- Task inputs:
- - -
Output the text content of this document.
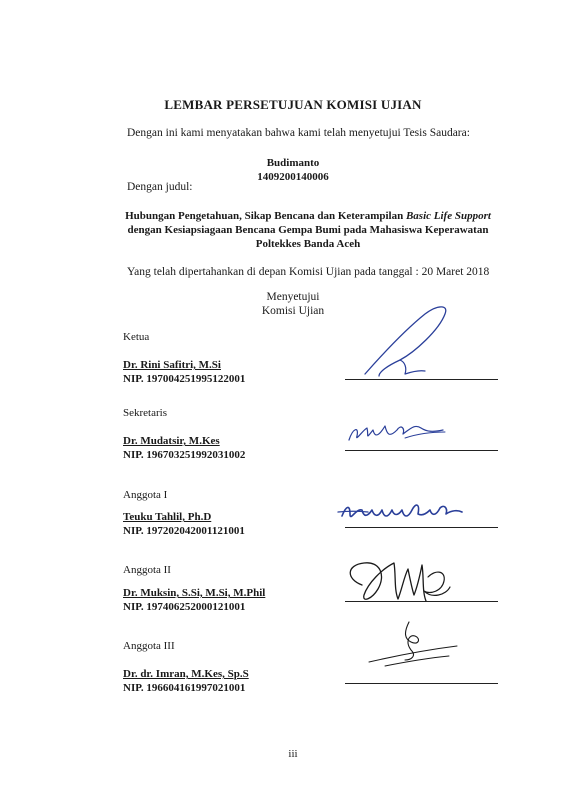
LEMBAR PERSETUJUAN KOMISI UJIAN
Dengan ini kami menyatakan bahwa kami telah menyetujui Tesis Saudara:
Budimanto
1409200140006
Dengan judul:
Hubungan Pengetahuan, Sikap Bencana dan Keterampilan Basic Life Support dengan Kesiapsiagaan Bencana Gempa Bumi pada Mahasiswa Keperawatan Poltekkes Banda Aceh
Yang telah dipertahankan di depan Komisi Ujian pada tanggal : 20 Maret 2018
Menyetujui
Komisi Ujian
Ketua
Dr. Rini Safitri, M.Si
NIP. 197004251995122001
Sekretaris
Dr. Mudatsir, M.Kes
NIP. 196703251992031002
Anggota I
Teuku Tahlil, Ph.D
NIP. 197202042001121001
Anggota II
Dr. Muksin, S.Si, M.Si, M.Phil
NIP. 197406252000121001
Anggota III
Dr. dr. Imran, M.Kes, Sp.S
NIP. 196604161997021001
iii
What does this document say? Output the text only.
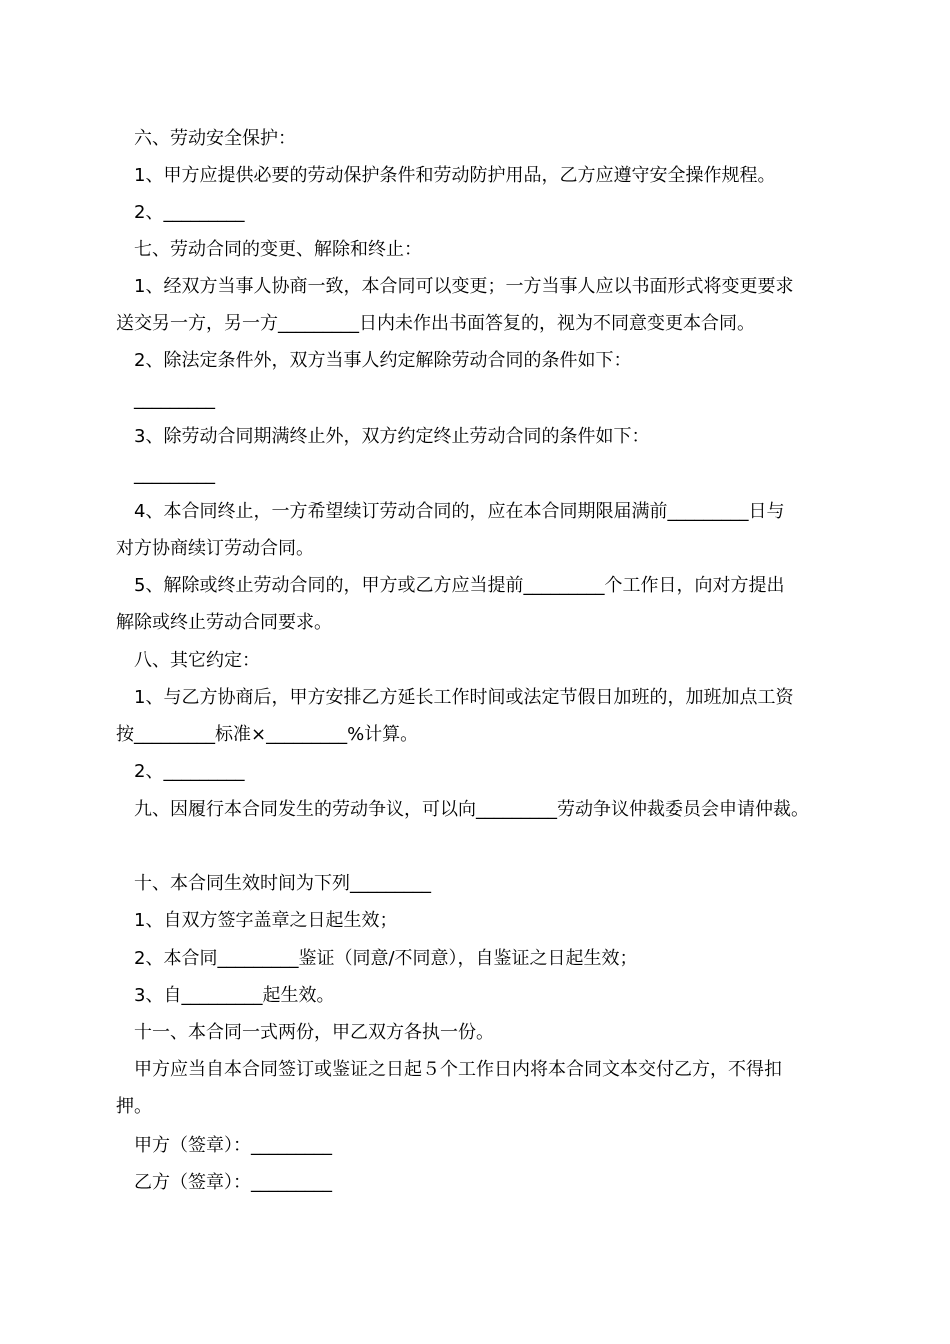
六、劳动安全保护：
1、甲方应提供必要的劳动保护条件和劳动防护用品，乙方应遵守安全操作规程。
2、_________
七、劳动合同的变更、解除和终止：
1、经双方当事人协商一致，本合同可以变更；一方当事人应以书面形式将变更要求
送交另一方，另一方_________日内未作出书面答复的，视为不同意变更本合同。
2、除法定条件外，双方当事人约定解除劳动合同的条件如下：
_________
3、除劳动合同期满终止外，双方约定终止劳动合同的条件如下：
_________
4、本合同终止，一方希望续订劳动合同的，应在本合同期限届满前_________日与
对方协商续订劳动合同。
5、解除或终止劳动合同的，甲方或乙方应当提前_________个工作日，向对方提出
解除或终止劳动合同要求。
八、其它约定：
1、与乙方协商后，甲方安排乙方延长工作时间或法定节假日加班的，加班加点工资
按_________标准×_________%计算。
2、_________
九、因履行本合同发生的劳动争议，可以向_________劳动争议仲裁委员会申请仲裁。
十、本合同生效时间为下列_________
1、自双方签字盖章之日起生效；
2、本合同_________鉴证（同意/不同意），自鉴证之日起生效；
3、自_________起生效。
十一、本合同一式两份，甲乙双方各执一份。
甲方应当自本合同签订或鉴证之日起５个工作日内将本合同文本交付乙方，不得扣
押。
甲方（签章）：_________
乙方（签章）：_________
- - -
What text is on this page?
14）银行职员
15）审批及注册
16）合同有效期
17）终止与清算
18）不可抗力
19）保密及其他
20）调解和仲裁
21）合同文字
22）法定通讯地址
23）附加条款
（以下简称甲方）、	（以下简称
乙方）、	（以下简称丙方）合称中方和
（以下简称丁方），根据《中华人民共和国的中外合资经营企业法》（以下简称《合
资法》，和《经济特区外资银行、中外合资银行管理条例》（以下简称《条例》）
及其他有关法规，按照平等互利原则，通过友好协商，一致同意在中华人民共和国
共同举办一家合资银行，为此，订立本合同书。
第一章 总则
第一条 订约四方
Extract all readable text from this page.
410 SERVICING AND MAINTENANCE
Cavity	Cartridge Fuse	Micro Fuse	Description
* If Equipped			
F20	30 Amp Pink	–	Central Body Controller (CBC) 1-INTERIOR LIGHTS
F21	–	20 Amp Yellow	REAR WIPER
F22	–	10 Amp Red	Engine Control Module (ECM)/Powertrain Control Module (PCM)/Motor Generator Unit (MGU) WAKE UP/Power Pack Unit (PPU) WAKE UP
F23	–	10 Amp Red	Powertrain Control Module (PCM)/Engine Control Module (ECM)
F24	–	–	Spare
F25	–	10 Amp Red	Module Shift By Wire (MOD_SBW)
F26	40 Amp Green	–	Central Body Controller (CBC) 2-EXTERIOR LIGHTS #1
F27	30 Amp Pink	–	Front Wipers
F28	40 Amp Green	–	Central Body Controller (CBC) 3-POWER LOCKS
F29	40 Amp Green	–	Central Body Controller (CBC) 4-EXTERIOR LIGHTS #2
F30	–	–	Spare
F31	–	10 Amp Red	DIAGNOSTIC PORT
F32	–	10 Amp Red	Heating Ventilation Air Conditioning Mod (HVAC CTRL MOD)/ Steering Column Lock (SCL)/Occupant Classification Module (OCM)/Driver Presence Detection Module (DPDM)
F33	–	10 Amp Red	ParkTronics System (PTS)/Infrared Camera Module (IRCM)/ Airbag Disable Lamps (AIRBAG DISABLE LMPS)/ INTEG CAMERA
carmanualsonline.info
- - -
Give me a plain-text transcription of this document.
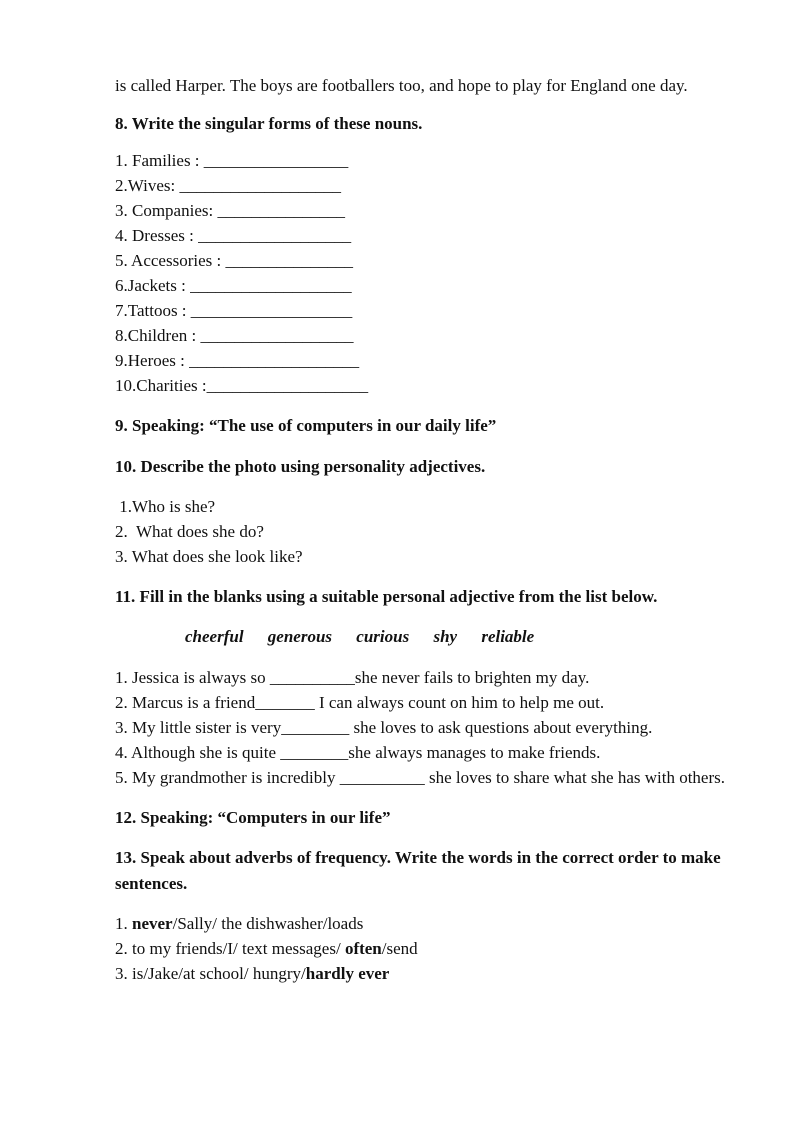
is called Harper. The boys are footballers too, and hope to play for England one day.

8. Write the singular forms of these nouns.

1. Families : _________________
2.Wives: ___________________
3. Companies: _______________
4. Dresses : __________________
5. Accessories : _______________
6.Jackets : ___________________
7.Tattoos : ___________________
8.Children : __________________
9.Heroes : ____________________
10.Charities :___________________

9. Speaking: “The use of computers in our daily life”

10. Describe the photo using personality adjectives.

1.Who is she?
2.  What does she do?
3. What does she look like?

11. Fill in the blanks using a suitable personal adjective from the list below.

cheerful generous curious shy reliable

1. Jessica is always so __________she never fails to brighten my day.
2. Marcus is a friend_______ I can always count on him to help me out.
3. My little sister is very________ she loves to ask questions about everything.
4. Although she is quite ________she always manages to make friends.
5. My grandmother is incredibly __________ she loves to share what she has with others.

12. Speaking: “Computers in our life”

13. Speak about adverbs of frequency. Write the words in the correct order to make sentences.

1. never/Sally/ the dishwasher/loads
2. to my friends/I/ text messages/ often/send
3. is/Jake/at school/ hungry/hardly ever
- - -
Search the entries for the word "always" and pick out every line that holds it.

- Result for this task:
1. Jessica is always so __________she never fails to brighten my day.
2. Marcus is a friend_______ I can always count on him to help me out.
4. Although she is quite ________she always manages to make friends.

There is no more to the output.